#### [The exercise]
Every record below is to be retyped exactly.
— START Data in this exercise —
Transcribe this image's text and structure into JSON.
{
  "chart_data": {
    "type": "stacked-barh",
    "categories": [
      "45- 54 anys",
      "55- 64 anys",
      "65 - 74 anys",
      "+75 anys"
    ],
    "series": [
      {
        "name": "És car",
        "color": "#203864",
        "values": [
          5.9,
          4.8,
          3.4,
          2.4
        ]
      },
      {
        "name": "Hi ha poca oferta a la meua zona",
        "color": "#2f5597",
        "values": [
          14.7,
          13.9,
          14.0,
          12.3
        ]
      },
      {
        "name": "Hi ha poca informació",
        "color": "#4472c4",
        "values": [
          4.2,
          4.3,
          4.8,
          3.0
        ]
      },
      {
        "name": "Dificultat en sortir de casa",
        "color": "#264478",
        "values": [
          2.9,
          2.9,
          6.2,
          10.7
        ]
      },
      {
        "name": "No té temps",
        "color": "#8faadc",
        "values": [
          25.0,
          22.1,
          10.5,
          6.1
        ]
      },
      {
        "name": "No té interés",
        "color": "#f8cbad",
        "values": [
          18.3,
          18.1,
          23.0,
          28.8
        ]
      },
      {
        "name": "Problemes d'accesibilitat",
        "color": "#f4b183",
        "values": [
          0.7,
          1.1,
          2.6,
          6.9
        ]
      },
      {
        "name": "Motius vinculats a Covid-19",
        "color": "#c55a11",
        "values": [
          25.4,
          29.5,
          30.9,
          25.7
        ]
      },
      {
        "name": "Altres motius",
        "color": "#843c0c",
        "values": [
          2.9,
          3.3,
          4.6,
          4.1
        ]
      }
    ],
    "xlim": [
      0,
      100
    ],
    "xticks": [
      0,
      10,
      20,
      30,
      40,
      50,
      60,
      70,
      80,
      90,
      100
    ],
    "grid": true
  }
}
— END Data in this exercise —
#### [Task output]
Transcribe this image's text and structure into JSON.
{
  "chart_data": {
    "type": "stacked-barh",
    "categories": [
      "45- 54 anys",
      "55- 64 anys",
      "65 - 74 anys",
      "+75 anys"
    ],
    "series": [
      {
        "name": "És car",
        "color": "#203864",
        "values": [
          5.9,
          4.8,
          3.4,
          2.4
        ]
      },
      {
        "name": "Hi ha poca oferta a la meua zona",
        "color": "#2f5597",
        "values": [
          14.7,
          13.9,
          14.0,
          12.3
        ]
      },
      {
        "name": "Hi ha poca informació",
        "color": "#4472c4",
        "values": [
          4.2,
          4.3,
          4.8,
          3.0
        ]
      },
      {
        "name": "Dificultat en sortir de casa",
        "color": "#264478",
        "values": [
          2.9,
          2.9,
          6.2,
          10.7
        ]
      },
      {
        "name": "No té temps",
        "color": "#8faadc",
        "values": [
          25.0,
          22.1,
          10.5,
          6.1
        ]
      },
      {
        "name": "No té interés",
        "color": "#f8cbad",
        "values": [
          18.3,
          18.1,
          23.0,
          28.8
        ]
      },
      {
        "name": "Problemes d'accesibilitat",
        "color": "#f4b183",
        "values": [
          0.7,
          1.1,
          2.6,
          6.9
        ]
      },
      {
        "name": "Motius vinculats a Covid-19",
        "color": "#c55a11",
        "values": [
          25.4,
          29.5,
          30.9,
          25.7
        ]
      },
      {
        "name": "Altres motius",
        "color": "#843c0c",
        "values": [
          2.9,
          3.3,
          4.6,
          4.1
        ]
      }
    ],
    "xlim": [
      0,
      100
    ],
    "xticks": [
      0,
      10,
      20,
      30,
      40,
      50,
      60,
      70,
      80,
      90,
      100
    ],
    "grid": true
  }
}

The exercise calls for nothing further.